TO BE DONE
**a.** In the Boston Marathon passage, which psalm did the man always read before a marathon?
**b.** Retype the Boston Marathon passage from "That gave us" to "Psalms and Proverbs.)" without changing a word.

PROVIDED TEXT
+ + + + +

The last time I ran the Boston Marathon was in 2003. The schedule is a little different now, but in those days, we’d get on a bus at the Boston Commons in downtown Boston at about 5:30 or 6:00 a.m. Then we’d be transported to Hopkinton, where the race begins. I don’t really know why we were there so early, because the race didn’t start until noon.

That gave us about 5 hours to do…nothing.

So while I was doing nothing one April morning in Hopkinton, Massachusetts in 2003, I happened upon a man who was reading from a little Gideons’ New Testament. It is not unusual to see Bibles being read before marathons.

What initially caught my eye was the yarmulke the reader/runner was wearing.  (A yarmulke is a cap worn by Orthodox and Conservative Jewish males.) Being, at that time, just as direct as I am now, I intended to ask him if he wore the yarmulke during the race! But then I saw the little Bible in his hands.

“Whatchya reading?”

“The book of Psalms.” (Gideons’ Testaments always include Psalms and Proverbs.)

“Which psalm?”

“The 16th. I always read Psalm 16 before a marathon.”

“Well, best of luck out there today.”

“You too.”


In 2003, I was on my way to basic Bible literacy, but I certainly wasn’t conversant enough with Psalm 16 to engage him any further.

But I’ve often thought of him since then. I’ve prayed for him. I’ve wondered about him; whether he read only from the Psalms, or did he read from the rest of his Gideons’ Testament too?

+ + + + +

DATA SUPPLIED
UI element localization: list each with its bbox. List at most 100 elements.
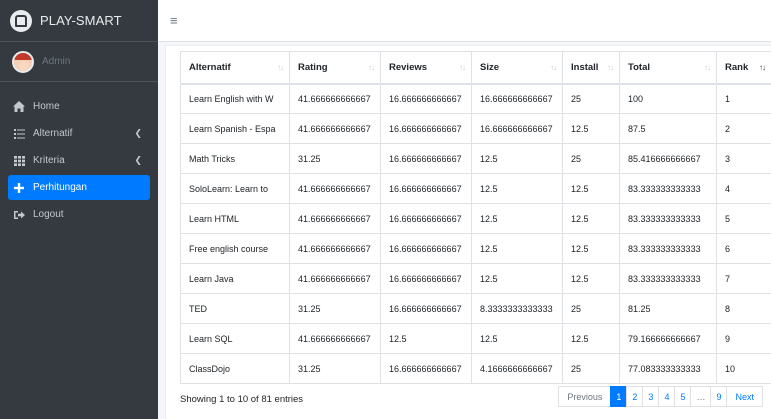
sidebar-item-perhitungan[interactable]: Perhitungan [8,175,150,200]
table-row: SoloLearn: Learn to 41.666666666667 16.666… [180,173,771,204]
brand-name: PLAY-SMART [40,13,122,28]
user-panel[interactable]: Admin [0,42,158,82]
table-cell: 16.666666666667 [380,293,472,324]
sidebar-item-home[interactable]: Home [8,94,150,119]
table-cell: 83.333333333333 [619,263,717,294]
page-button-3[interactable]: 3 [642,386,660,407]
next-page-button[interactable]: Next [726,386,763,407]
sort-icon: ↑↓ [277,63,284,72]
table-cell: Learn Java [180,263,290,294]
table-cell: 31.25 [289,293,381,324]
chevron-left-icon: ❮ [134,155,142,165]
sidebar-item-label: Logout [33,209,64,220]
table-cell: 16.666666666667 [380,143,472,174]
table-header-row: Alternatif ↑↓ Rating ↑↓ Reviews ↑↓ Size ↑↓ I… [180,51,771,85]
top-navbar: ≡ [158,0,771,42]
table-cell: 16.666666666667 [380,83,472,114]
table-cell: Free english course [180,233,290,264]
previous-page-button[interactable]: Previous [558,386,612,407]
table-cell: 16.666666666667 [380,113,472,144]
sort-icon: ↑↓ [550,63,557,72]
table-cell: 41.666666666667 [289,263,381,294]
column-header-rating[interactable]: Rating ↑↓ [289,51,381,85]
sidebar-item-alternatif[interactable]: Alternatif ❮ [8,121,150,146]
column-header-reviews[interactable]: Reviews ↑↓ [380,51,472,85]
table-cell: 8 [716,293,771,324]
table-cell: 16.666666666667 [471,113,563,144]
table-cell: 25 [562,353,620,384]
sidebar-item-kriteria[interactable]: Kriteria ❮ [8,148,150,173]
table-cell: 41.666666666667 [289,203,381,234]
table-cell: 100 [619,83,717,114]
table-cell: 83.333333333333 [619,203,717,234]
sidebar-item-label: Perhitungan [33,182,87,193]
sidebar: PLAY-SMART Admin Home Alternatif ❮ Krite… [0,0,158,419]
table-cell: TED [180,293,290,324]
page-button-1[interactable]: 1 [610,386,628,407]
table-cell: 12.5 [471,203,563,234]
column-header-install[interactable]: Install ↑↓ [562,51,620,85]
results-card: Alternatif ↑↓ Rating ↑↓ Reviews ↑↓ Size ↑↓ I… [166,46,771,419]
table-cell: 12.5 [471,173,563,204]
table-cell: Learn English with W [180,83,290,114]
table-cell: 41.666666666667 [289,173,381,204]
user-name[interactable]: Admin [42,56,70,67]
table-icon [11,155,27,166]
menu-toggle-icon[interactable]: ≡ [170,13,178,28]
table-cell: SoloLearn: Learn to [180,173,290,204]
column-header-alternatif[interactable]: Alternatif ↑↓ [180,51,290,85]
results-table: Alternatif ↑↓ Rating ↑↓ Reviews ↑↓ Size ↑↓ I… [180,51,771,384]
page-button-9[interactable]: 9 [710,386,728,407]
table-cell: 16.666666666667 [471,83,563,114]
list-icon [11,128,27,139]
table-cell: 9 [716,323,771,354]
table-cell: 25 [562,143,620,174]
table-cell: Learn HTML [180,203,290,234]
table-cell: 87.5 [619,113,717,144]
table-cell: 4 [716,173,771,204]
table-cell: 12.5 [562,203,620,234]
table-cell: 12.5 [562,323,620,354]
page-button-5[interactable]: 5 [674,386,692,407]
pagination: Previous 1 2 3 4 5 … 9 Next [558,386,763,407]
table-row: Math Tricks 31.25 16.666666666667 12.5 25 85.… [180,143,771,174]
brand-link[interactable]: PLAY-SMART [0,0,158,42]
sort-icon: ↑↓ [368,63,375,72]
table-cell: 16.666666666667 [380,353,472,384]
table-cell: 31.25 [289,353,381,384]
table-cell: 41.666666666667 [289,233,381,264]
sidebar-nav: Home Alternatif ❮ Kriteria ❮ Perhitungan [0,82,158,227]
table-cell: 12.5 [380,323,472,354]
table-cell: Math Tricks [180,143,290,174]
table-cell: 3 [716,143,771,174]
column-header-size[interactable]: Size ↑↓ [471,51,563,85]
table-cell: 77.083333333333 [619,353,717,384]
sidebar-item-label: Alternatif [33,128,73,139]
column-header-rank[interactable]: Rank ↑↓ [716,51,771,85]
page-button-4[interactable]: 4 [658,386,676,407]
page-button-2[interactable]: 2 [626,386,644,407]
main-content: Alternatif ↑↓ Rating ↑↓ Reviews ↑↓ Size ↑↓ I… [158,42,771,419]
table-cell: 12.5 [562,263,620,294]
sidebar-item-logout[interactable]: Logout [8,202,150,227]
table-cell: 12.5 [562,113,620,144]
table-row: Learn SQL 41.666666666667 12.5 12.5 12.5 79.1… [180,323,771,354]
table-cell: 81.25 [619,293,717,324]
table-info: Showing 1 to 10 of 81 entries [180,394,304,405]
table-cell: Learn SQL [180,323,290,354]
table-cell: 41.666666666667 [289,83,381,114]
table-row: Learn Java 41.666666666667 16.666666666667… [180,263,771,294]
chevron-left-icon: ❮ [134,128,142,138]
brand-logo-icon [10,9,32,32]
table-cell: 4.1666666666667 [471,353,563,384]
home-icon [11,101,27,112]
plus-icon [11,182,27,193]
table-cell: 12.5 [471,263,563,294]
table-cell: 10 [716,353,771,384]
table-cell: 16.666666666667 [380,203,472,234]
sort-icon: ↑↓ [607,63,614,72]
avatar [12,50,34,73]
table-cell: 7 [716,263,771,294]
sidebar-item-label: Home [33,101,60,112]
column-header-total[interactable]: Total ↑↓ [619,51,717,85]
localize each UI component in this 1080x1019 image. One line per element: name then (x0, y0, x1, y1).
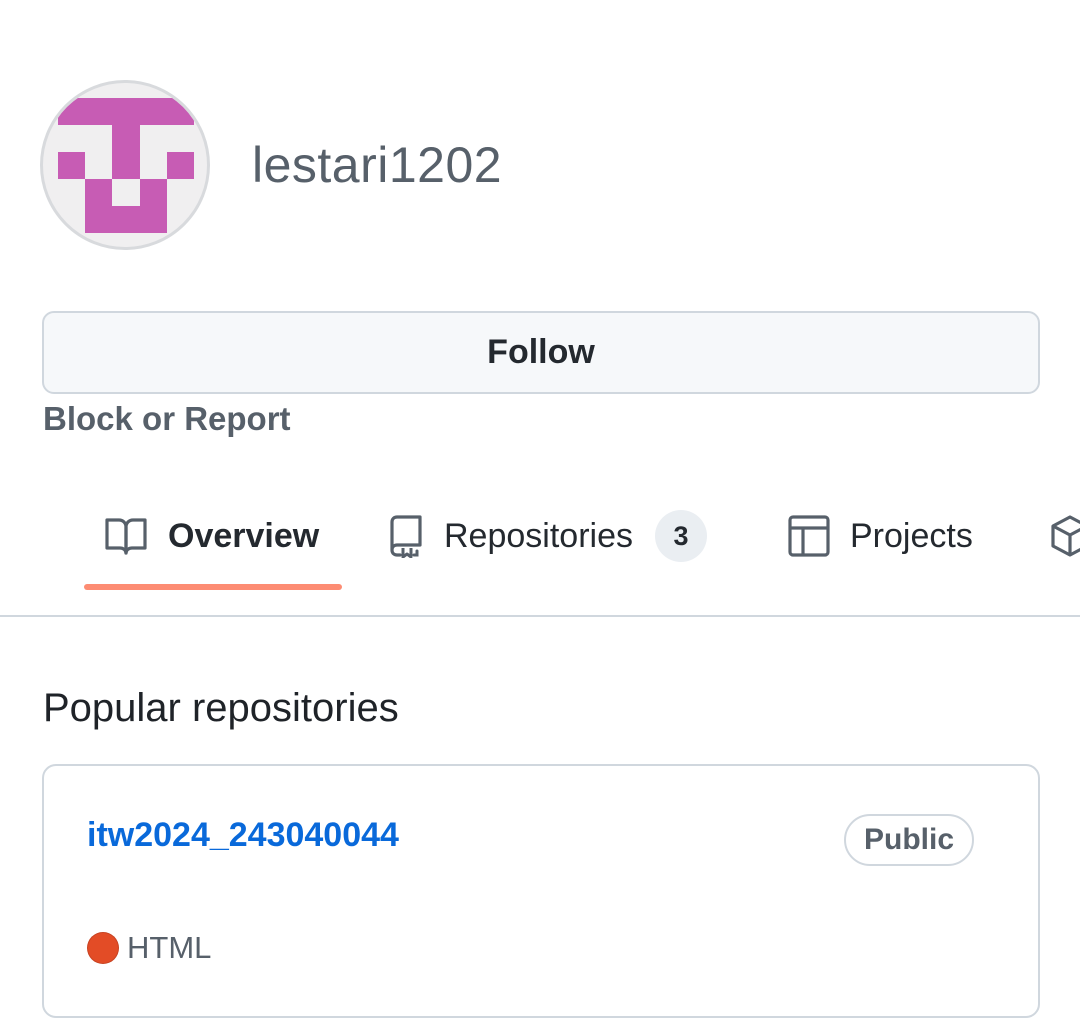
block-or-report-link[interactable]: Block or Report (43, 400, 291, 438)
repo-name-link[interactable]: itw2024_243040044 (87, 816, 399, 855)
language-label: HTML (127, 930, 212, 965)
follow-button[interactable]: Follow (42, 311, 1040, 394)
profile-tabs: Overview Repositories 3 Projects (0, 480, 1080, 617)
table-icon (788, 515, 830, 557)
popular-repositories-heading: Popular repositories (43, 686, 399, 730)
tab-packages[interactable] (1050, 506, 1080, 566)
active-tab-underline (84, 584, 342, 590)
repo-language: HTML (87, 930, 211, 966)
avatar[interactable] (40, 80, 210, 250)
identicon (58, 98, 194, 233)
tab-projects[interactable]: Projects (788, 506, 973, 566)
repo-icon (390, 515, 422, 558)
package-icon (1051, 515, 1080, 557)
tab-repositories[interactable]: Repositories 3 (388, 506, 707, 566)
repositories-count-badge: 3 (654, 510, 707, 562)
username: lestari1202 (252, 137, 503, 193)
tab-repositories-label: Repositories (444, 516, 633, 555)
language-color-dot (87, 932, 119, 964)
profile-header: lestari1202 (40, 80, 502, 250)
book-icon (105, 518, 147, 555)
repo-card: itw2024_243040044 Public HTML (42, 764, 1040, 1018)
tab-overview[interactable]: Overview (104, 506, 319, 566)
tab-projects-label: Projects (850, 516, 973, 555)
tab-overview-label: Overview (168, 516, 320, 555)
visibility-badge: Public (843, 814, 974, 866)
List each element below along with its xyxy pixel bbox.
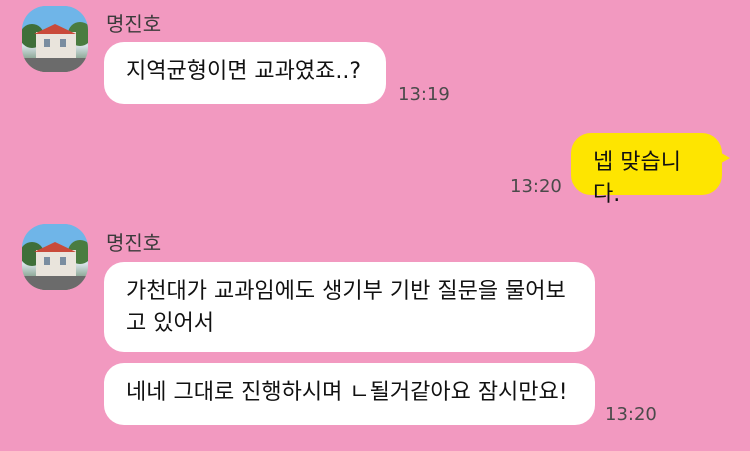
message-text: 넵 맞습니다. <box>593 150 681 207</box>
message-bubble[interactable]: 지역균형이면 교과였죠..? <box>104 42 386 104</box>
message-text-line: 고 있어서 <box>126 311 214 336</box>
my-message-bubble[interactable]: 넵 맞습니다. <box>571 133 722 207</box>
avatar[interactable] <box>22 224 88 290</box>
message-text: 지역균형이면 교과였죠..? <box>126 59 362 84</box>
message-text: 네네 그대로 진행하시며 ㄴ될거같아요 잠시만요! <box>126 380 568 405</box>
avatar-building-photo <box>22 224 88 290</box>
message-bubble[interactable]: 네네 그대로 진행하시며 ㄴ될거같아요 잠시만요! <box>104 363 595 425</box>
avatar[interactable] <box>22 6 88 72</box>
message-time: 13:19 <box>398 84 450 105</box>
sender-name: 명진호 <box>106 231 162 255</box>
message-time: 13:20 <box>510 176 562 197</box>
bubble-tail <box>716 150 730 166</box>
sender-name: 명진호 <box>106 12 162 36</box>
message-text-line: 가천대가 교과임에도 생기부 기반 질문을 물어보 <box>126 279 566 304</box>
avatar-building-photo <box>22 6 88 72</box>
message-time: 13:20 <box>605 404 657 425</box>
message-bubble[interactable]: 가천대가 교과임에도 생기부 기반 질문을 물어보 고 있어서 <box>104 262 595 352</box>
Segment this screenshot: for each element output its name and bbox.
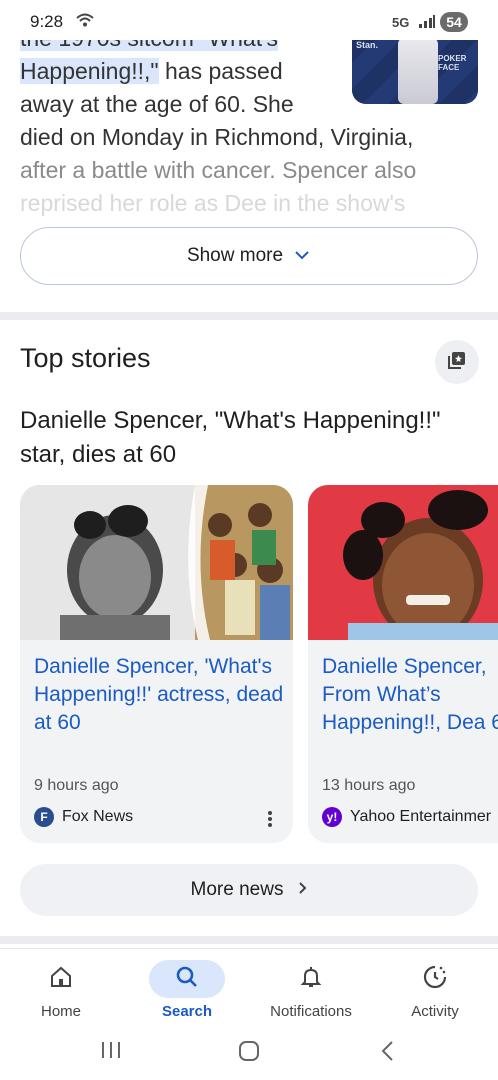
search-icon: [175, 965, 199, 994]
nav-label: Notifications: [270, 1003, 352, 1020]
show-more-label: Show more: [186, 245, 284, 266]
snippet-body: away at the age of 60. She died on Monda…: [20, 88, 480, 220]
save-stories-button[interactable]: [435, 340, 479, 384]
image-text: POKER FACE: [438, 54, 467, 72]
bell-icon: [299, 965, 323, 994]
network-type: 5G: [392, 15, 410, 30]
status-time: 9:28: [30, 12, 64, 31]
news-thumbnail: [308, 485, 498, 640]
news-source: y! Yahoo Entertainmer: [322, 807, 491, 827]
news-card[interactable]: Danielle Spencer, 'What's Happening!!' a…: [20, 485, 293, 843]
snippet-line: reprised her role as Dee in the show's: [20, 190, 406, 216]
story-headline[interactable]: Danielle Spencer, "What's Happening!!" s…: [20, 404, 480, 472]
news-card-time: 13 hours ago: [322, 777, 416, 794]
more-news-button[interactable]: More news: [20, 864, 478, 916]
person-figure: [398, 38, 438, 104]
system-navigation: [0, 1028, 498, 1080]
news-thumbnail: [20, 485, 293, 640]
snippet-image[interactable]: Stan. POKER FACE: [352, 38, 478, 104]
bottom-navigation: Home Search Notifications Activity: [0, 948, 498, 1029]
battery-indicator: 54: [440, 12, 468, 32]
fox-news-logo-icon: F: [34, 807, 54, 827]
nav-label: Activity: [411, 1003, 459, 1020]
collection-icon: [447, 350, 467, 375]
news-card-title[interactable]: Danielle Spencer, From What’s Happening!…: [322, 653, 498, 737]
status-bar: 9:28 5G 54: [0, 0, 498, 40]
nav-item-home[interactable]: Home: [6, 959, 116, 1020]
chevron-down-icon: [293, 245, 311, 267]
top-stories-title: Top stories: [20, 343, 151, 373]
section-divider: [0, 312, 498, 320]
back-icon[interactable]: [380, 1040, 396, 1067]
snippet-text: has passed: [158, 58, 283, 84]
snippet-line: died on Monday in Richmond, Virginia,: [20, 124, 414, 150]
section-divider: [0, 936, 498, 944]
nav-label: Home: [40, 1003, 81, 1020]
news-source-name: Fox News: [62, 808, 134, 825]
chevron-right-icon: [297, 879, 307, 901]
recent-apps-icon[interactable]: [100, 1040, 122, 1065]
news-card-time: 9 hours ago: [34, 777, 119, 794]
nav-label: Search: [161, 1003, 213, 1020]
news-card[interactable]: Danielle Spencer, From What’s Happening!…: [308, 485, 498, 843]
more-options-icon[interactable]: [268, 811, 272, 832]
signal-icon: [418, 14, 436, 33]
home-button-icon[interactable]: [238, 1040, 260, 1067]
wifi-icon: [76, 13, 94, 32]
image-text: Stan.: [356, 40, 379, 50]
yahoo-logo-icon: y!: [322, 807, 342, 827]
news-source-name: Yahoo Entertainmer: [350, 808, 492, 825]
snippet-highlight: Happening!!,": [20, 58, 159, 84]
news-card-title[interactable]: Danielle Spencer, 'What's Happening!!' a…: [34, 653, 284, 737]
nav-item-search[interactable]: Search: [132, 959, 242, 1020]
home-icon: [49, 965, 73, 994]
show-more-button[interactable]: Show more: [20, 227, 478, 285]
more-news-label: More news: [190, 879, 284, 900]
activity-icon: [422, 964, 448, 995]
snippet-line: after a battle with cancer. Spencer also: [20, 157, 417, 183]
nav-item-activity[interactable]: Activity: [380, 959, 490, 1020]
news-source: F Fox News: [34, 807, 133, 827]
nav-item-notifications[interactable]: Notifications: [256, 959, 366, 1020]
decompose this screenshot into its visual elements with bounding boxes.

+ + + + +

TASK-BY-TASK OUTPUTS
**a.** Psalm 16

**b.**
That gave us about 5 hours to do…nothing.

So while I was doing nothing one April morning in Hopkinton, Massachusetts in 2003, I happened upon a man who was reading from a little Gideons’ New Testament. It is not unusual to see Bibles being read before marathons.

What initially caught my eye was the yarmulke the reader/runner was wearing.  (A yarmulke is a cap worn by Orthodox and Conservative Jewish males.) Being, at that time, just as direct as I am now, I intended to ask him if he wore the yarmulke during the race! But then I saw the little Bible in his hands.

“Whatchya reading?”

“The book of Psalms.” (Gideons’ Testaments always include Psalms and Proverbs.)